> _STATED GOAL_: Working from the line that contains "OCR this image." to the final line, transcribe each line exactly. No pictures belong in the copy.
# start of DATA EXTRACT
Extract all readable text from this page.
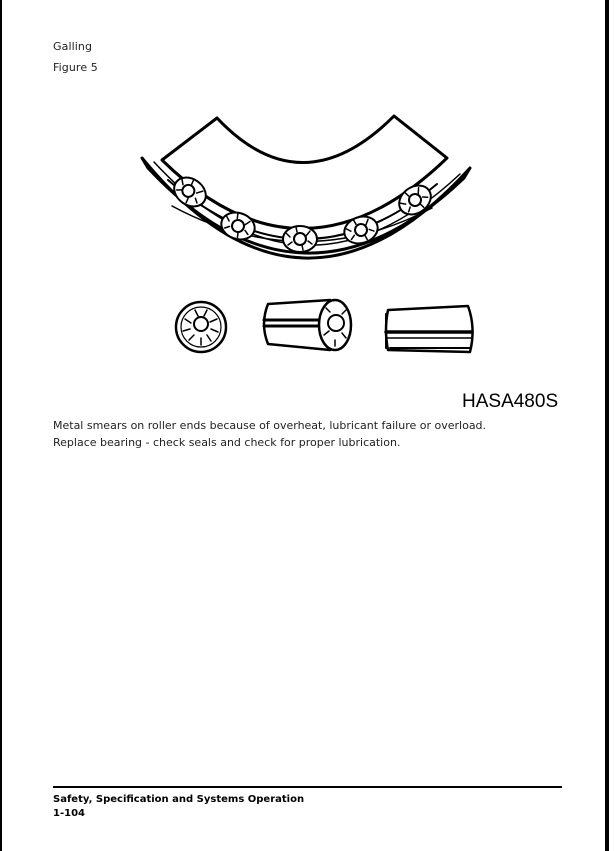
Galling
Figure 5
HASA480S
Metal smears on roller ends because of overheat, lubricant failure or overload.
Replace bearing - check seals and check for proper lubrication.
Safety, Specification and Systems Operation
1-104
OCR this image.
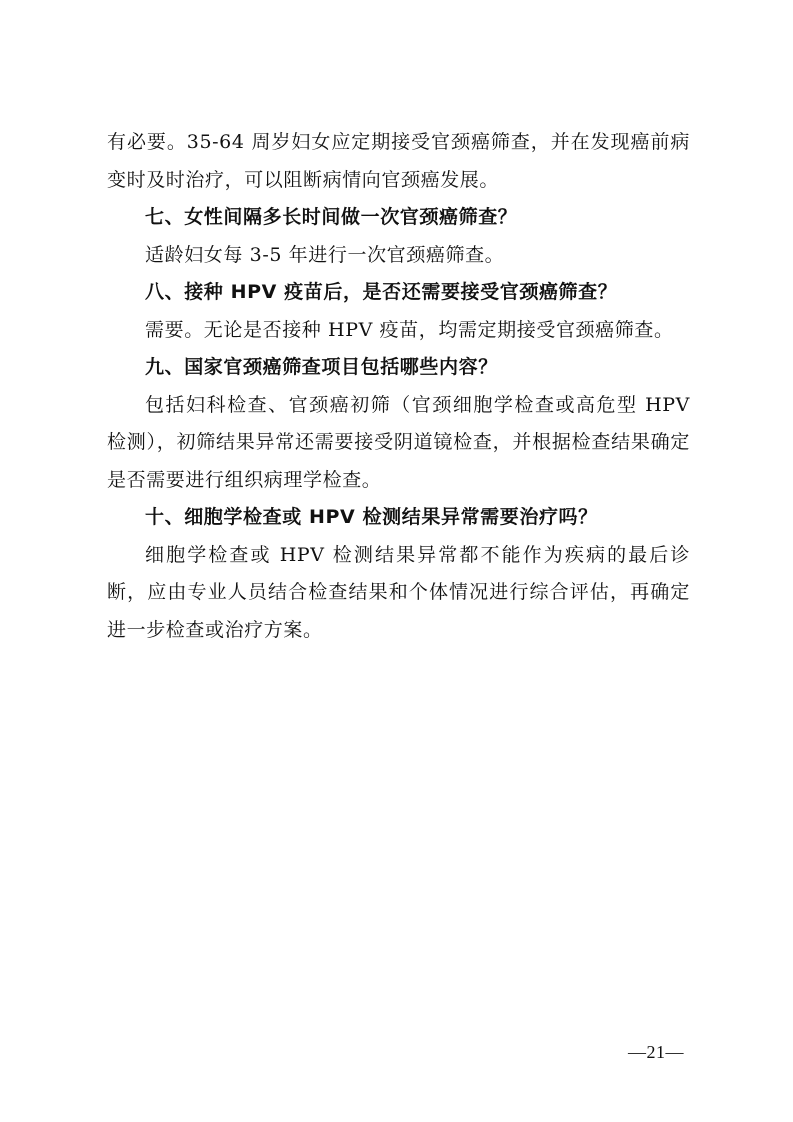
有必要。35-64 周岁妇女应定期接受官颈癌筛查，并在发现癌前病变时及时治疗，可以阻断病情向官颈癌发展。

七、女性间隔多长时间做一次官颈癌筛查？

适龄妇女每 3-5 年进行一次官颈癌筛查。

八、接种 HPV 疫苗后，是否还需要接受官颈癌筛查？

需要。无论是否接种 HPV 疫苗，均需定期接受官颈癌筛查。

九、国家官颈癌筛查项目包括哪些内容？

包括妇科检查、官颈癌初筛（官颈细胞学检查或高危型 HPV 检测），初筛结果异常还需要接受阴道镜检查，并根据检查结果确定是否需要进行组织病理学检查。

十、细胞学检查或 HPV 检测结果异常需要治疗吗？

细胞学检查或 HPV 检测结果异常都不能作为疾病的最后诊断，应由专业人员结合检查结果和个体情况进行综合评估，再确定进一步检查或治疗方案。

—21—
# end of DATA EXTRACT
> _THE ANSWER_:
OCR this image.
有必要。35-64 周岁妇女应定期接受官颈癌筛查，并在发现癌前病变时及时治疗，可以阻断病情向官颈癌发展。

七、女性间隔多长时间做一次官颈癌筛查？

适龄妇女每 3-5 年进行一次官颈癌筛查。

八、接种 HPV 疫苗后，是否还需要接受官颈癌筛查？

需要。无论是否接种 HPV 疫苗，均需定期接受官颈癌筛查。

九、国家官颈癌筛查项目包括哪些内容？

包括妇科检查、官颈癌初筛（官颈细胞学检查或高危型 HPV 检测），初筛结果异常还需要接受阴道镜检查，并根据检查结果确定是否需要进行组织病理学检查。

十、细胞学检查或 HPV 检测结果异常需要治疗吗？

细胞学检查或 HPV 检测结果异常都不能作为疾病的最后诊断，应由专业人员结合检查结果和个体情况进行综合评估，再确定进一步检查或治疗方案。

—21—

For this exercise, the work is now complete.